Data listing:
* * * * * * *
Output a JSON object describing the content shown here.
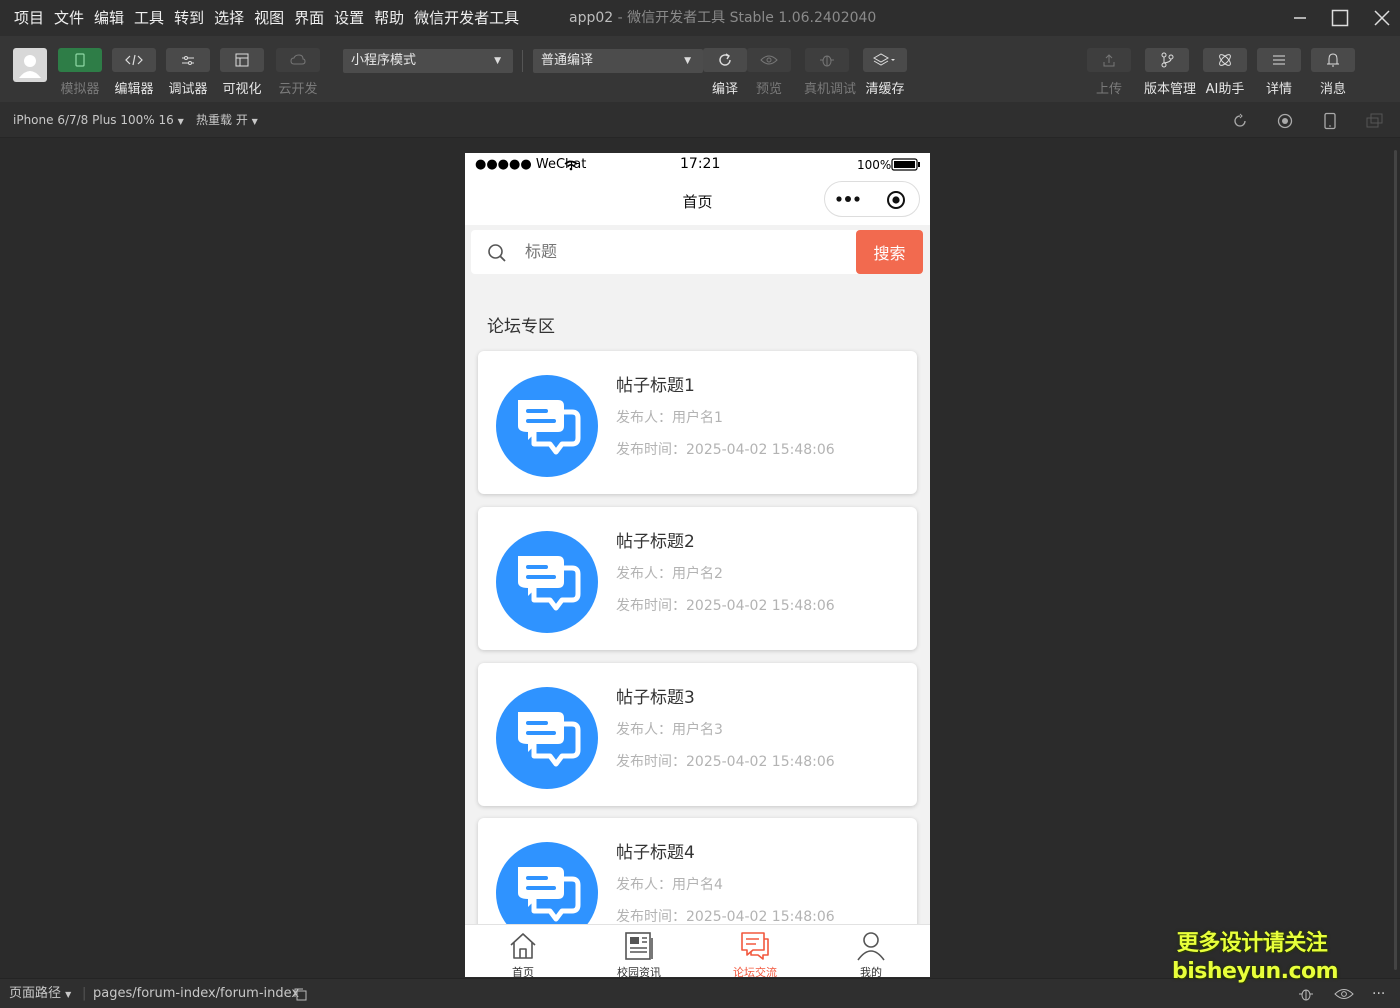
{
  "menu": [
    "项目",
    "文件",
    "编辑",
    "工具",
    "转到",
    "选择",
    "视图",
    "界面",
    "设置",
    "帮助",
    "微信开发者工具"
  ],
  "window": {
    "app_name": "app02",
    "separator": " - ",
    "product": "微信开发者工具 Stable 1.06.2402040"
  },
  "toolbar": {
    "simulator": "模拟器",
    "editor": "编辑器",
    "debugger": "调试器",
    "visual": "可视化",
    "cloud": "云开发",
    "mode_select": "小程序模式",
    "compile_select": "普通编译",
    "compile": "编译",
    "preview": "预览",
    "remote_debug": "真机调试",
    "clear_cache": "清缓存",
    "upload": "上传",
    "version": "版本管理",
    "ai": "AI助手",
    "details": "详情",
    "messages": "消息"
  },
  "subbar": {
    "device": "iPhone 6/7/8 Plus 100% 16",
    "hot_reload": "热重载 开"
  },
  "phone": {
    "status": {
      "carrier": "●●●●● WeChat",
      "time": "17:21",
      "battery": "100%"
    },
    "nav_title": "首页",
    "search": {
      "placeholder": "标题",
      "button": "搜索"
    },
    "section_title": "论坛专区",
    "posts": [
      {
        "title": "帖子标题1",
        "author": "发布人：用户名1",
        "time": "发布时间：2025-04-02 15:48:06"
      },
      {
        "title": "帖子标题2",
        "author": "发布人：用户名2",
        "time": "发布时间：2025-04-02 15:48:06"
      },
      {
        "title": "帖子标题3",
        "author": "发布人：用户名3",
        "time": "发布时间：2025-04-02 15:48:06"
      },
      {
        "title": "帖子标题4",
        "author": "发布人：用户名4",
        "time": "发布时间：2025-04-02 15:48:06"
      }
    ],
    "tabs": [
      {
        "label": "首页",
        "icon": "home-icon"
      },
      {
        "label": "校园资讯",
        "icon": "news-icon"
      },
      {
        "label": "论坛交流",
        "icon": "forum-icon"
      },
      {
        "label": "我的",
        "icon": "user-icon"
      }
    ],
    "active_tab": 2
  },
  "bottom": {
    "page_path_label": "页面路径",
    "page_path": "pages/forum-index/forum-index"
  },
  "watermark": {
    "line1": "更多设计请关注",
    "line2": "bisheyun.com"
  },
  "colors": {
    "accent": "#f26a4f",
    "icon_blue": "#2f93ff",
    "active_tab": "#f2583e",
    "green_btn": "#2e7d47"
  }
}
* * * * * * *
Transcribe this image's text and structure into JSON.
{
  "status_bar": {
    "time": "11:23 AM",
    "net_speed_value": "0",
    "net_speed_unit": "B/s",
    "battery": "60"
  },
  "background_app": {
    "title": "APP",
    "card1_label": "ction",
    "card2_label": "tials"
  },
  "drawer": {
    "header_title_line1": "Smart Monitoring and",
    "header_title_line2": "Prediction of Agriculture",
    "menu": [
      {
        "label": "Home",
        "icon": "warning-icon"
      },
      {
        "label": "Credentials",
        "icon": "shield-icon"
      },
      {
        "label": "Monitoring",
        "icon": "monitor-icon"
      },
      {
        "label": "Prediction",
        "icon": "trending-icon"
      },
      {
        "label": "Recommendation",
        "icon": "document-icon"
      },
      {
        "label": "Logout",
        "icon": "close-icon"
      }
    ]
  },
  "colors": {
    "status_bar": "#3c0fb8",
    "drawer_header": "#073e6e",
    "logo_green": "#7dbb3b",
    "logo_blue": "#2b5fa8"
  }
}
* * * * * * *
Extract each line from the listing that holds the word "Prediction".

Exercise output:
    "header_title_line2": "Prediction of Agriculture",
        "label": "Prediction",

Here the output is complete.